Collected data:
## Start

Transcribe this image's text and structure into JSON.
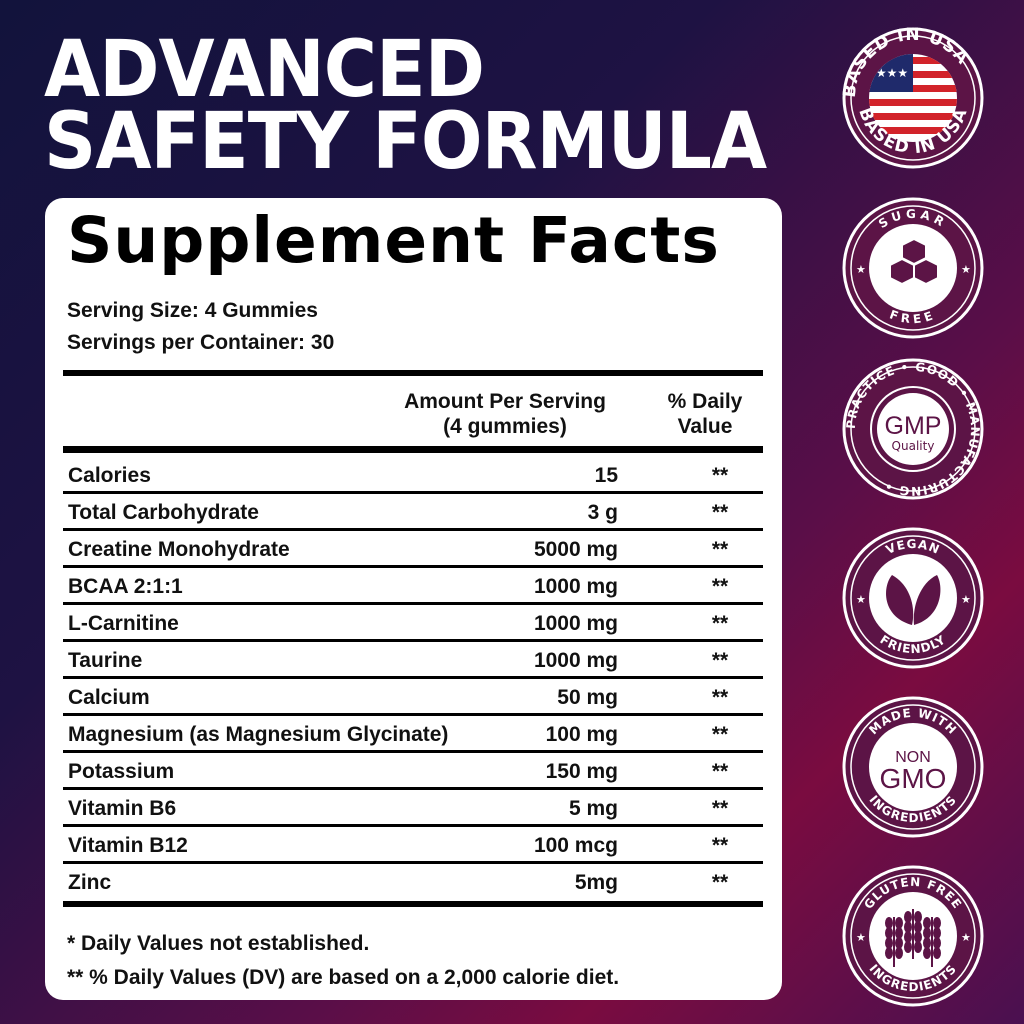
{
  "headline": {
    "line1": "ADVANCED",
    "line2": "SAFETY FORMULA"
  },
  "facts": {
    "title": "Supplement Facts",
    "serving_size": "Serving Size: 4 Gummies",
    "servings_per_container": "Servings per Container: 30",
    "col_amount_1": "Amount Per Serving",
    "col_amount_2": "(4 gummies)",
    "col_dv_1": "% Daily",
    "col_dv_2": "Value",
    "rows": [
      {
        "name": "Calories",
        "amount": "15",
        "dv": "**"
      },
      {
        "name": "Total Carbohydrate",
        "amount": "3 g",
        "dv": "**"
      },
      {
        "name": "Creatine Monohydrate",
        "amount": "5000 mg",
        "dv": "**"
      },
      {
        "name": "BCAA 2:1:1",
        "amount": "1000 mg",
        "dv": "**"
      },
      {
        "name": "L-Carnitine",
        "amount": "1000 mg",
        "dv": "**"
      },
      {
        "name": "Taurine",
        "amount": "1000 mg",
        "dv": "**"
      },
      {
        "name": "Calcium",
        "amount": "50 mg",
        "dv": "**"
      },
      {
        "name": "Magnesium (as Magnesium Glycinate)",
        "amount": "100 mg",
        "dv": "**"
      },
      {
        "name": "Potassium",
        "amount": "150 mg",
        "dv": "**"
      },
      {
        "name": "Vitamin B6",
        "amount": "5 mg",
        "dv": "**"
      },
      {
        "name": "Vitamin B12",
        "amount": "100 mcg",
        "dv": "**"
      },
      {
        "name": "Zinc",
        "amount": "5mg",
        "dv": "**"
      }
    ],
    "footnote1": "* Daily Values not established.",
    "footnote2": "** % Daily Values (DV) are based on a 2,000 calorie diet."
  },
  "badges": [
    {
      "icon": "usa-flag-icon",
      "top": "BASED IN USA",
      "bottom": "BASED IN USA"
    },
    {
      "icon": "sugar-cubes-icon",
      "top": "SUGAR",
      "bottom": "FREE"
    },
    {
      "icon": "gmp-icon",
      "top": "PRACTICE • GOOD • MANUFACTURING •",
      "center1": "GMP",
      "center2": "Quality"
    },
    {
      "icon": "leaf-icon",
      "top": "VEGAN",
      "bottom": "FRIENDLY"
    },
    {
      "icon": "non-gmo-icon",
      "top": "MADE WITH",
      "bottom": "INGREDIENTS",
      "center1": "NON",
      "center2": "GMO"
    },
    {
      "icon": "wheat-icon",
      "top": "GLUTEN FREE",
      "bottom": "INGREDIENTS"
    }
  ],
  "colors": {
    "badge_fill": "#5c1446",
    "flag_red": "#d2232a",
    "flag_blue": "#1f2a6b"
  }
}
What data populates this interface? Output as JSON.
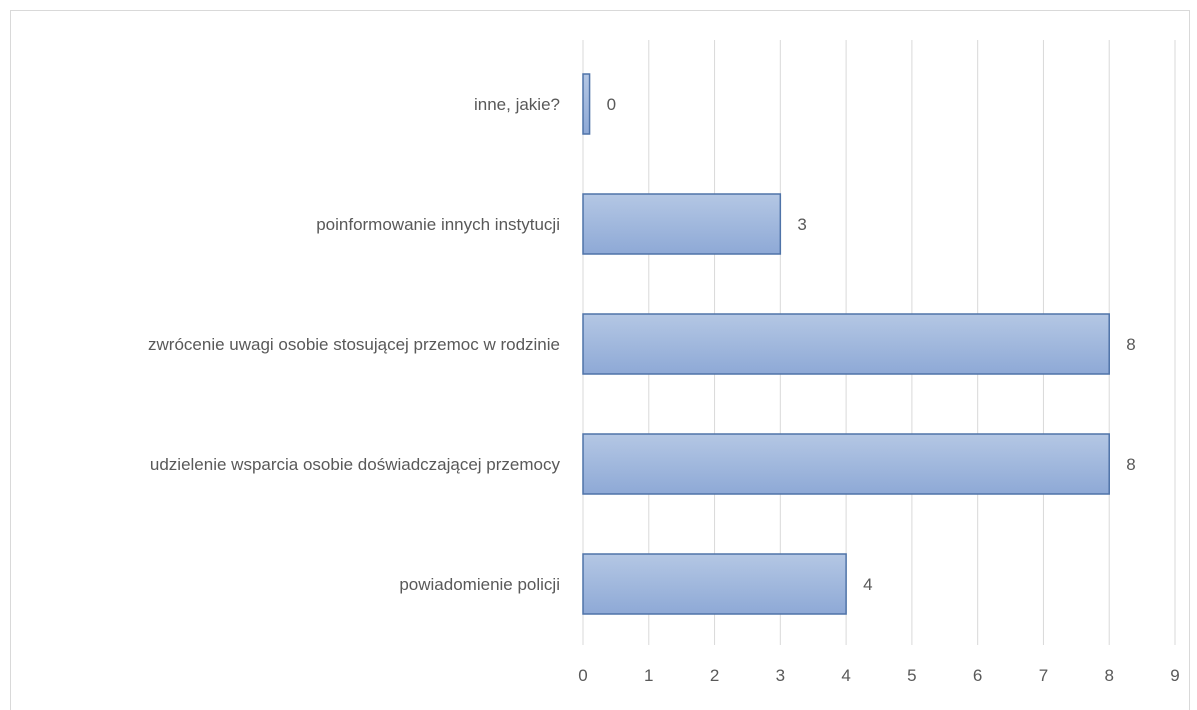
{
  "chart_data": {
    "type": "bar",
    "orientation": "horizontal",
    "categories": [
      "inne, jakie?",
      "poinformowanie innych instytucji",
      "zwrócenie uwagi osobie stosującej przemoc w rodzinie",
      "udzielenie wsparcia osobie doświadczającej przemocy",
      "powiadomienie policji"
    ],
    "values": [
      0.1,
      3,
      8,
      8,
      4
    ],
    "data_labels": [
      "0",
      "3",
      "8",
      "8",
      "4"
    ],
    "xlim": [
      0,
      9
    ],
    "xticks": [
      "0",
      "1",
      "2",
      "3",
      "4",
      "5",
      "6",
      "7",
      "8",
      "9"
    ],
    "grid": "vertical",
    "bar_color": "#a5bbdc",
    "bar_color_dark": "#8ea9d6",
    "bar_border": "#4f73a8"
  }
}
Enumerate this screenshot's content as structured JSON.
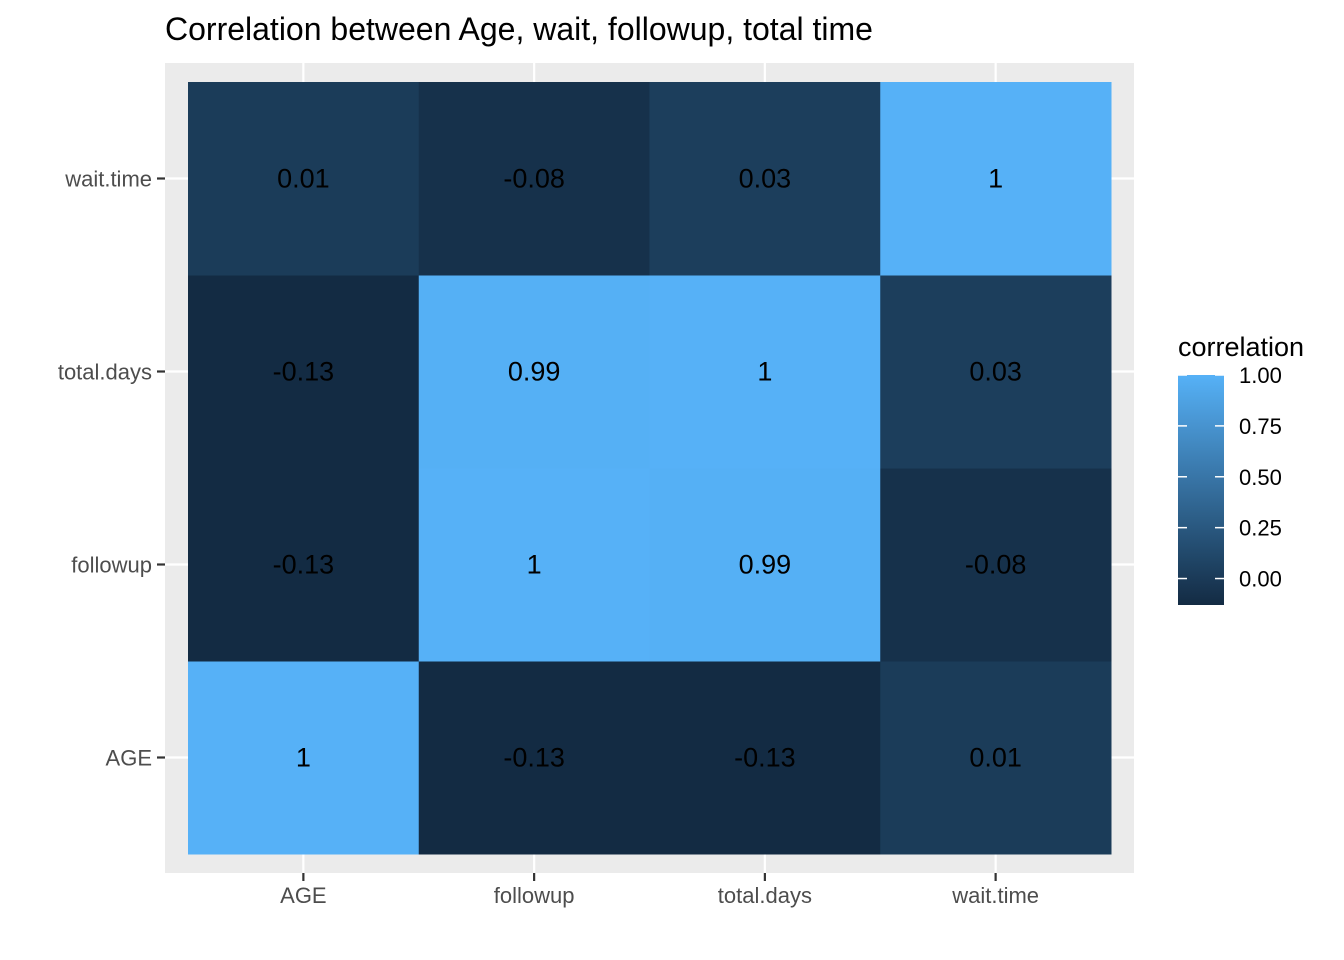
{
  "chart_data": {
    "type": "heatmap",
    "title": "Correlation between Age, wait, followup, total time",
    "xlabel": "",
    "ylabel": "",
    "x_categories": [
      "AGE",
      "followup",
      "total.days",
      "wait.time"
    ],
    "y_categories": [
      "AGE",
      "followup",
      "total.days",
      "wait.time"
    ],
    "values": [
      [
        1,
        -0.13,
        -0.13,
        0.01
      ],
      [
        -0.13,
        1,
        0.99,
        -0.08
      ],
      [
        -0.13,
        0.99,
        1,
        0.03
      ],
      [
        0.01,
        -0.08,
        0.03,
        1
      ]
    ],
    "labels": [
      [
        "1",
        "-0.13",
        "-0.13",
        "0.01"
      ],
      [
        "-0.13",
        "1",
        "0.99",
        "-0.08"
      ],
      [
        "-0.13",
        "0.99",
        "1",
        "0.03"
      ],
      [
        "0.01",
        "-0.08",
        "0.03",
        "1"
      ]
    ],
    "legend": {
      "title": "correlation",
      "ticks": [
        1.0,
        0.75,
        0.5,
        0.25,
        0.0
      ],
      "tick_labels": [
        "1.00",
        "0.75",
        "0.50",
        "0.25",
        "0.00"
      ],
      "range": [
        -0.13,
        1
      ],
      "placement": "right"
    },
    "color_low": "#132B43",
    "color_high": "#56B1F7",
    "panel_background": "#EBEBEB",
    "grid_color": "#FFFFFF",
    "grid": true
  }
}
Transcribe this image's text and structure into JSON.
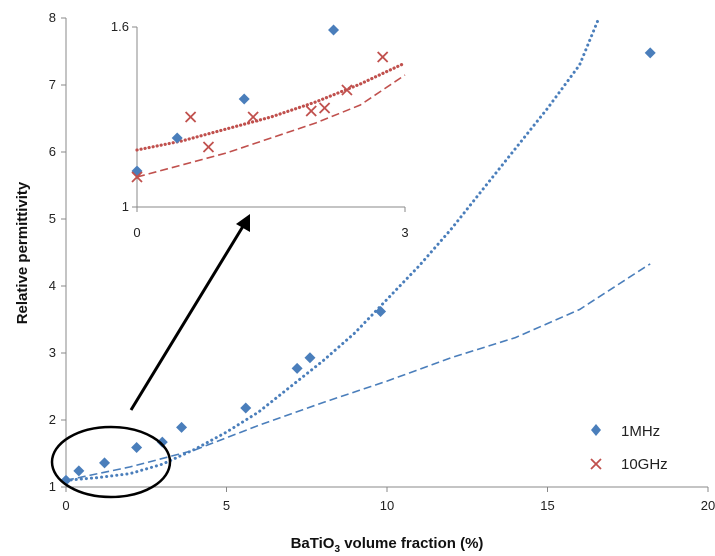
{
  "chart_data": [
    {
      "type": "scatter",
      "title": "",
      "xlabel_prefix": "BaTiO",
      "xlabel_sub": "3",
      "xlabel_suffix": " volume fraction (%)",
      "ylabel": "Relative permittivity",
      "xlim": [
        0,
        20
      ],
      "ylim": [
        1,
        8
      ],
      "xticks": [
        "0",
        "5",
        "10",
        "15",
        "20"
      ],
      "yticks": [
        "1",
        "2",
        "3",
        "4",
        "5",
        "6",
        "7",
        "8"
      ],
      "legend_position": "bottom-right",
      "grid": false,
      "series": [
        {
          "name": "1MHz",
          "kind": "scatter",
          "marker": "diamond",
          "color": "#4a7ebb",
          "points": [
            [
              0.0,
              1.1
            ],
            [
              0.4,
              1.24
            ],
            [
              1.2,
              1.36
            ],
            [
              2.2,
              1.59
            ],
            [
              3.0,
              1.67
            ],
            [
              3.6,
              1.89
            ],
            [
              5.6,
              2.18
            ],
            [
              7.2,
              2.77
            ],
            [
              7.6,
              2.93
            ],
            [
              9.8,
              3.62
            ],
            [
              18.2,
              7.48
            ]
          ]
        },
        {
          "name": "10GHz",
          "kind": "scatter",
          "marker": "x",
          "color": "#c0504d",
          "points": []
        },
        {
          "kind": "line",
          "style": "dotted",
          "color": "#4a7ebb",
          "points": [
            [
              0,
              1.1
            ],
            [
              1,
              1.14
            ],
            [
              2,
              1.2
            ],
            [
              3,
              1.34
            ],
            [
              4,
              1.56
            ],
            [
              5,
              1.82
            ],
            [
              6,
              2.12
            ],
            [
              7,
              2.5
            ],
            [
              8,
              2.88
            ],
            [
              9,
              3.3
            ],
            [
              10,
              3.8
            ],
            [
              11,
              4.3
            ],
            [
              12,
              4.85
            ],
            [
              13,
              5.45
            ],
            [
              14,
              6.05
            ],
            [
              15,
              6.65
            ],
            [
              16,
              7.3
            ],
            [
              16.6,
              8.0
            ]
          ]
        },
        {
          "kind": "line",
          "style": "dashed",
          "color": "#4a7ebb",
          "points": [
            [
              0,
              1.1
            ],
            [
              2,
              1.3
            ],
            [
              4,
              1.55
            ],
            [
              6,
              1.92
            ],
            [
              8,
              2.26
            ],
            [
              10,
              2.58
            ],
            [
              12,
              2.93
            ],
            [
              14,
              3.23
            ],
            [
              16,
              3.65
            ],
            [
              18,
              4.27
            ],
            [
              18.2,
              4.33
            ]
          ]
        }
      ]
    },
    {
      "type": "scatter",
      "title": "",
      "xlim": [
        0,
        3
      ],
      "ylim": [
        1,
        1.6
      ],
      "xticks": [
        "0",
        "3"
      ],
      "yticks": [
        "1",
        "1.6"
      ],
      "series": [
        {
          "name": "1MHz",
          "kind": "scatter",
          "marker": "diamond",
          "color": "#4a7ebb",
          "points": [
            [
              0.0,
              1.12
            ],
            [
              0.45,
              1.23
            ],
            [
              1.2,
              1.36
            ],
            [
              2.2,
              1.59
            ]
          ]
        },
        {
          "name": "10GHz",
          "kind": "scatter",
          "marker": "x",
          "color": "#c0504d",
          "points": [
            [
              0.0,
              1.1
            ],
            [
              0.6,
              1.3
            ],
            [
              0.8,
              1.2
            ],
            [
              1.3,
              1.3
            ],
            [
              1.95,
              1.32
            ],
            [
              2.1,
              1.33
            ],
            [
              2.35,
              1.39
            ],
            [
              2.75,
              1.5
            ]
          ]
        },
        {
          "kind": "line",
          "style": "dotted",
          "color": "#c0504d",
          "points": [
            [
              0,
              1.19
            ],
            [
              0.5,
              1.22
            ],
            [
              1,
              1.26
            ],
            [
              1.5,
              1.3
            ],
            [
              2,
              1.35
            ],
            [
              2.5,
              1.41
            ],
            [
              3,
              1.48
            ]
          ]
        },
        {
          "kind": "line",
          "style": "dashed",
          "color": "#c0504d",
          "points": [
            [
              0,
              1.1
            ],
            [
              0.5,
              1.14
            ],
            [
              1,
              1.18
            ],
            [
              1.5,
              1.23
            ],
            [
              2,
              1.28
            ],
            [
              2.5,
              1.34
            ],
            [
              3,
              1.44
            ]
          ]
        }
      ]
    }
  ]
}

## End

Lines holding the word "Daily" in the entries above are the ones to pull out. Copy them all.

TASK ANSWER:
    "col_dv_1": "% Daily",
    "footnote1": "* Daily Values not established.",
    "footnote2": "** % Daily Values (DV) are based on a 2,000 calorie diet."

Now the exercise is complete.